> **Aim**: Scan the data for "Gremio" and copy the lines it appears in.

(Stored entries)
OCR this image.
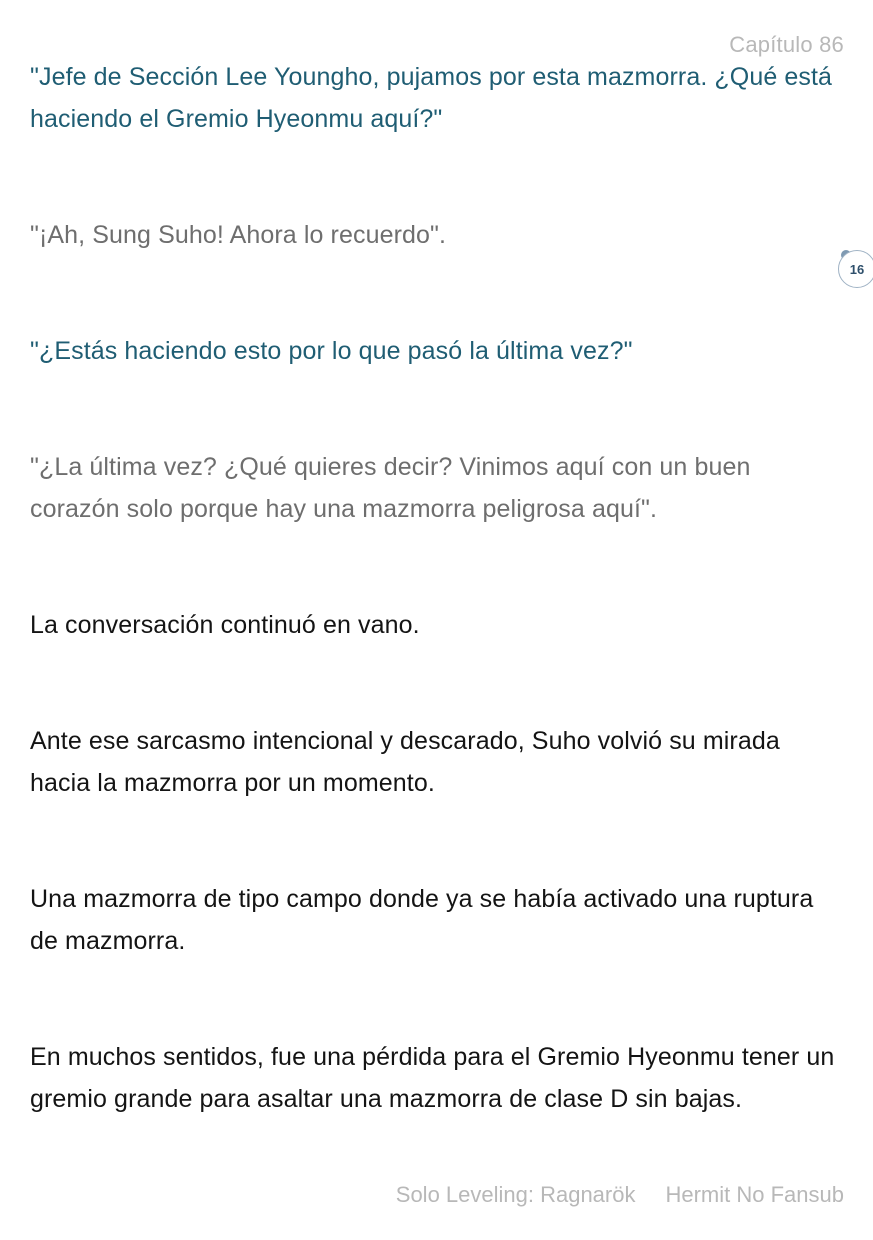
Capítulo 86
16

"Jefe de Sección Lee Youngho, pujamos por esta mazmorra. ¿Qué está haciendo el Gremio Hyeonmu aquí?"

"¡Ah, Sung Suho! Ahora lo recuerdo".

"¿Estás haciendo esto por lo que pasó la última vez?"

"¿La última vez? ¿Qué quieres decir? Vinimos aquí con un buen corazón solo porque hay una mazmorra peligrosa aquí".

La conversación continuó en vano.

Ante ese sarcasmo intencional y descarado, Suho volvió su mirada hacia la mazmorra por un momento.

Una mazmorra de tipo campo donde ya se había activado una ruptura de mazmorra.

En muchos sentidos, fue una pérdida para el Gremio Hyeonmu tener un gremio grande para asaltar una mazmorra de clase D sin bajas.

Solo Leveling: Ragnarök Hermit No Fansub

* * *

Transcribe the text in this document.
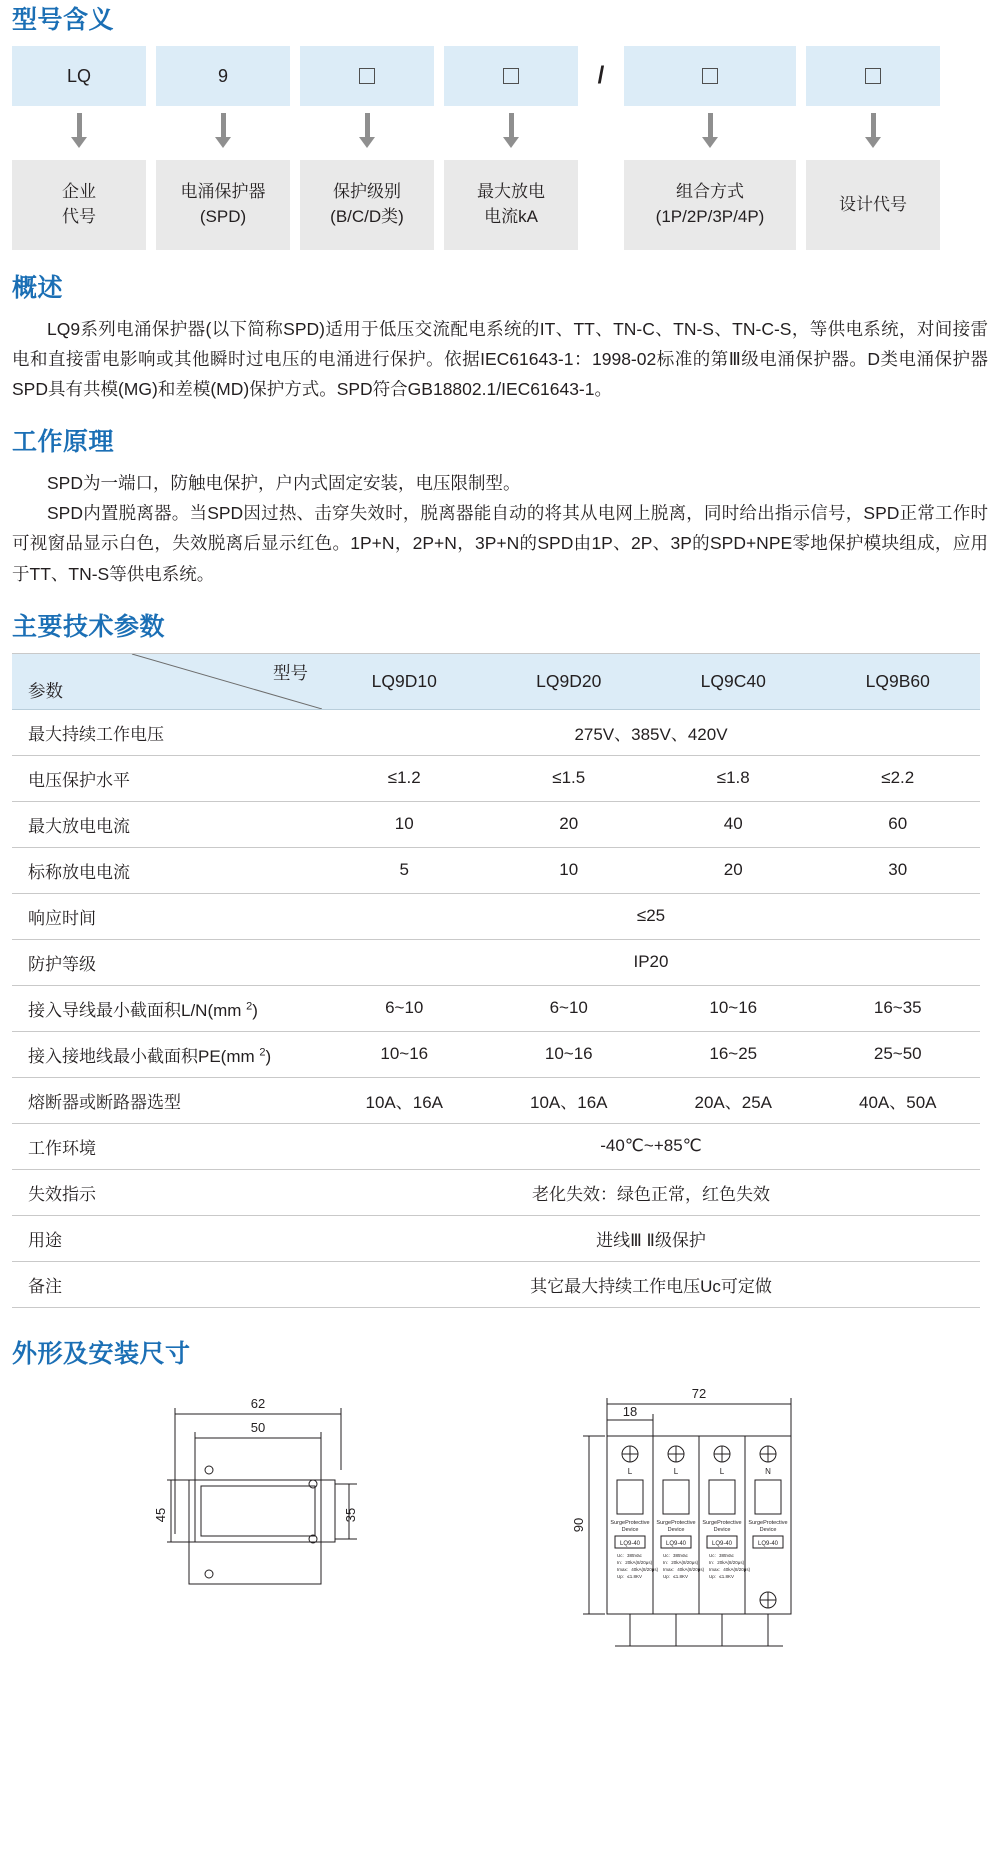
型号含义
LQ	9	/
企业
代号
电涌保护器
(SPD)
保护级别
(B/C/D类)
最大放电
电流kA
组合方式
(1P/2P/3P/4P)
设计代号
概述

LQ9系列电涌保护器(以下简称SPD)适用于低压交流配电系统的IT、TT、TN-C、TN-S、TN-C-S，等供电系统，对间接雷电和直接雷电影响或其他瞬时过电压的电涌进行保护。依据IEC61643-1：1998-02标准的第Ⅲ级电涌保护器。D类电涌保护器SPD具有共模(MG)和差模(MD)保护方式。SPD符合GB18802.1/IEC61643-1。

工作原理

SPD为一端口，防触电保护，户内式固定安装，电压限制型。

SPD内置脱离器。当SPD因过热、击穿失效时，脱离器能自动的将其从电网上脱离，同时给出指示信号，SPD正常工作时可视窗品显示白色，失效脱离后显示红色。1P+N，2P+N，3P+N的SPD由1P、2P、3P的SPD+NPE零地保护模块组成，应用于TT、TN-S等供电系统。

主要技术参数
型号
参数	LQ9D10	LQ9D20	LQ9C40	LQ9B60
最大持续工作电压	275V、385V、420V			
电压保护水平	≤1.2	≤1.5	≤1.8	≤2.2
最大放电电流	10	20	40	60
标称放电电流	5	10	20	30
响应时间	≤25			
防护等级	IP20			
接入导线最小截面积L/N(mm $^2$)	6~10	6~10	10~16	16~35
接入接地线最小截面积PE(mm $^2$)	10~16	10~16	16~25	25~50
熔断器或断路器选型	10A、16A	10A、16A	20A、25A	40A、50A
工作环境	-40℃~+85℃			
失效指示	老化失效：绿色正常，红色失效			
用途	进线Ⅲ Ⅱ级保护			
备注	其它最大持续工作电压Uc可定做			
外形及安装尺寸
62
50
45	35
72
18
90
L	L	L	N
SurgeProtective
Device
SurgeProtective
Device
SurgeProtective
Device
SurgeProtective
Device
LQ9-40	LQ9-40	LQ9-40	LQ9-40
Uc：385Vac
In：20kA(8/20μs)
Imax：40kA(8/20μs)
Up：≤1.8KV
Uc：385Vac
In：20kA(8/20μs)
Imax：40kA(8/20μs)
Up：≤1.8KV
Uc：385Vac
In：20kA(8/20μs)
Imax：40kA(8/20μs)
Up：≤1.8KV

---

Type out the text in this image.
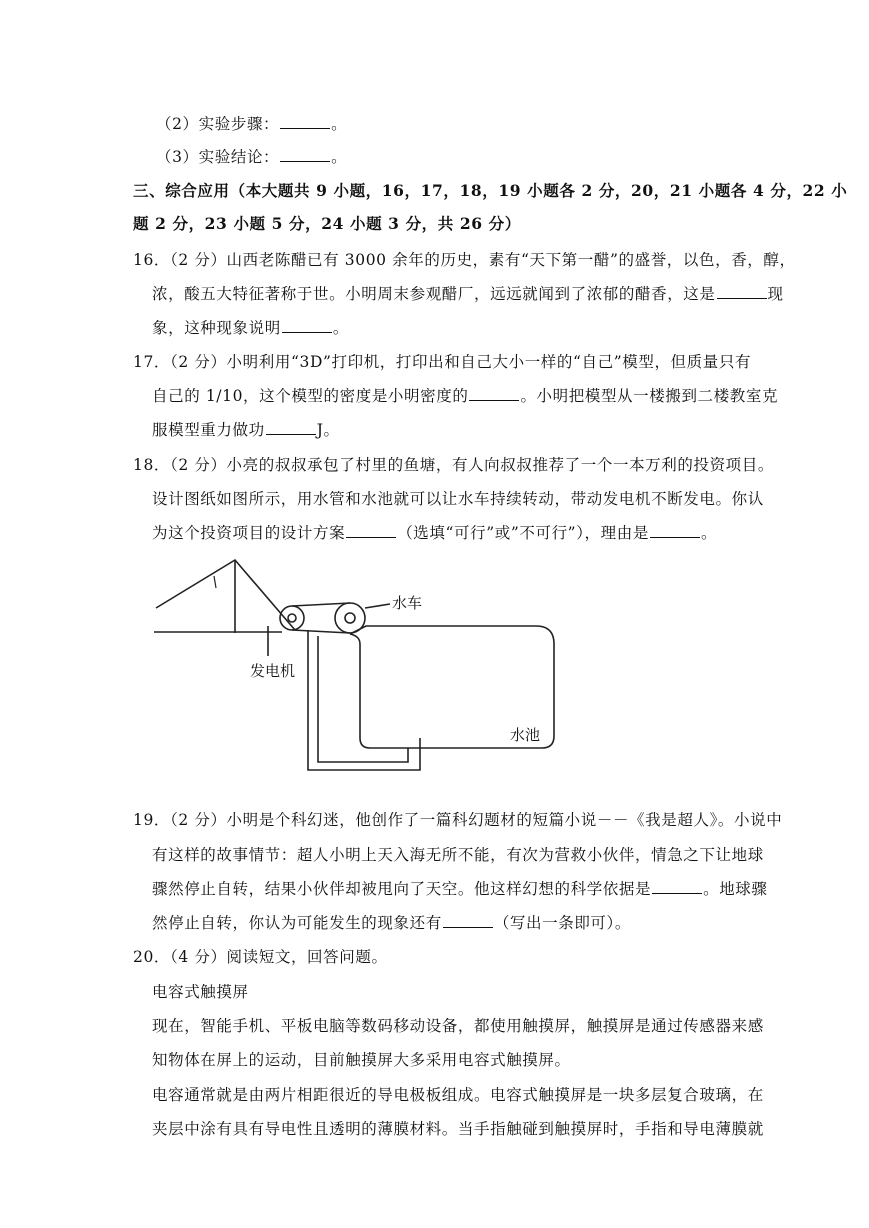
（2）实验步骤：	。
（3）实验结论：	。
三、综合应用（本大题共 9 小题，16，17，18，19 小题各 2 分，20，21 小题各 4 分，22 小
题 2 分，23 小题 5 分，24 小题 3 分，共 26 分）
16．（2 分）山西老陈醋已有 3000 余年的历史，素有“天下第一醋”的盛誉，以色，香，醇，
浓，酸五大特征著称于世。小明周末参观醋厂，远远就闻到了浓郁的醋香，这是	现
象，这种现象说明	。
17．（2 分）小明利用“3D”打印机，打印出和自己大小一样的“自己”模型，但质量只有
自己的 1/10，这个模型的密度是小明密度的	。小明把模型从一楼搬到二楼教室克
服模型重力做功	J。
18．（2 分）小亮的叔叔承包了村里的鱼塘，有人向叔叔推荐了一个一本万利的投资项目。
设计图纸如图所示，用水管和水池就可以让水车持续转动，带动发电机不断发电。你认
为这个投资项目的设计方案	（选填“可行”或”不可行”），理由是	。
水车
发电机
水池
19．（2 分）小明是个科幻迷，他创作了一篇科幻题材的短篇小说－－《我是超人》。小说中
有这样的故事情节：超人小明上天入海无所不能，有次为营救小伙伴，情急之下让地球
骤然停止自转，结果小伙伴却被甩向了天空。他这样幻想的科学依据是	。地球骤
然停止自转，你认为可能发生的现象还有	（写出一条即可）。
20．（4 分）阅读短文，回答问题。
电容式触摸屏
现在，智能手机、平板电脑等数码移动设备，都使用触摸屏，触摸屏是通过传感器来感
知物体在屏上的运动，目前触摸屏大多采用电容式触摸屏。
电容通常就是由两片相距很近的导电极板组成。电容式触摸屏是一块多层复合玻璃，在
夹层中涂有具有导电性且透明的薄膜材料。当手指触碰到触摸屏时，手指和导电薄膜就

> **Response for this exercise**:
"Jefe de Sección Lee Youngho, pujamos por esta mazmorra. ¿Qué está haciendo el Gremio Hyeonmu aquí?"
En muchos sentidos, fue una pérdida para el Gremio Hyeonmu tener un gremio grande para asaltar una mazmorra de clase D sin bajas.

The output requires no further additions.